**Goal**
Your task is to print the material below exactly as presented.

**Source data**
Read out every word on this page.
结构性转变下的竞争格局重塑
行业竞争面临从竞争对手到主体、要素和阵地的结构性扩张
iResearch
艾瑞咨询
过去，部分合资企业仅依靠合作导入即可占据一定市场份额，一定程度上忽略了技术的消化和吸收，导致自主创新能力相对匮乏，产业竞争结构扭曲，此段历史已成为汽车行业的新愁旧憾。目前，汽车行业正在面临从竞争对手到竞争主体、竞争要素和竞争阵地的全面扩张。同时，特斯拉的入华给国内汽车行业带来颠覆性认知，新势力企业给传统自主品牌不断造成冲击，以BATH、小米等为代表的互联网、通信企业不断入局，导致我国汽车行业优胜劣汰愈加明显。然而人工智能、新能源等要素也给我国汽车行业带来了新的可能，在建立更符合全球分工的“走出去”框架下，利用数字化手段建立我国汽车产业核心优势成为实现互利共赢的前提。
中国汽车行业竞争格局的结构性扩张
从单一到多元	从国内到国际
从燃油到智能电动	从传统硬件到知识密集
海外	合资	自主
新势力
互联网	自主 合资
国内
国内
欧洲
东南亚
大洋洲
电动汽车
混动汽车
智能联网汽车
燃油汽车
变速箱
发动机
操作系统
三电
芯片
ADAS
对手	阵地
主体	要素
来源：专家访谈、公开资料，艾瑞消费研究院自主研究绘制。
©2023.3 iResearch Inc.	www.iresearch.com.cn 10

**Completed task**
Read out every word on this page.
结构性转变下的竞争格局重塑
行业竞争面临从竞争对手到主体、要素和阵地的结构性扩张
iResearch
艾瑞咨询
过去，部分合资企业仅依靠合作导入即可占据一定市场份额，一定程度上忽略了技术的消化和吸收，导致自主创新能力相对匮乏，产业竞争结构扭曲，此段历史已成为汽车行业的新愁旧憾。目前，汽车行业正在面临从竞争对手到竞争主体、竞争要素和竞争阵地的全面扩张。同时，特斯拉的入华给国内汽车行业带来颠覆性认知，新势力企业给传统自主品牌不断造成冲击，以BATH、小米等为代表的互联网、通信企业不断入局，导致我国汽车行业优胜劣汰愈加明显。然而人工智能、新能源等要素也给我国汽车行业带来了新的可能，在建立更符合全球分工的“走出去”框架下，利用数字化手段建立我国汽车产业核心优势成为实现互利共赢的前提。
中国汽车行业竞争格局的结构性扩张
从单一到多元	从国内到国际
从燃油到智能电动	从传统硬件到知识密集
海外	合资	自主
新势力
互联网	自主 合资
国内
国内
欧洲
东南亚
大洋洲
电动汽车
混动汽车
智能联网汽车
燃油汽车
变速箱
发动机
操作系统
三电
芯片
ADAS
对手	阵地
主体	要素
来源：专家访谈、公开资料，艾瑞消费研究院自主研究绘制。
©2023.3 iResearch Inc.	www.iresearch.com.cn 10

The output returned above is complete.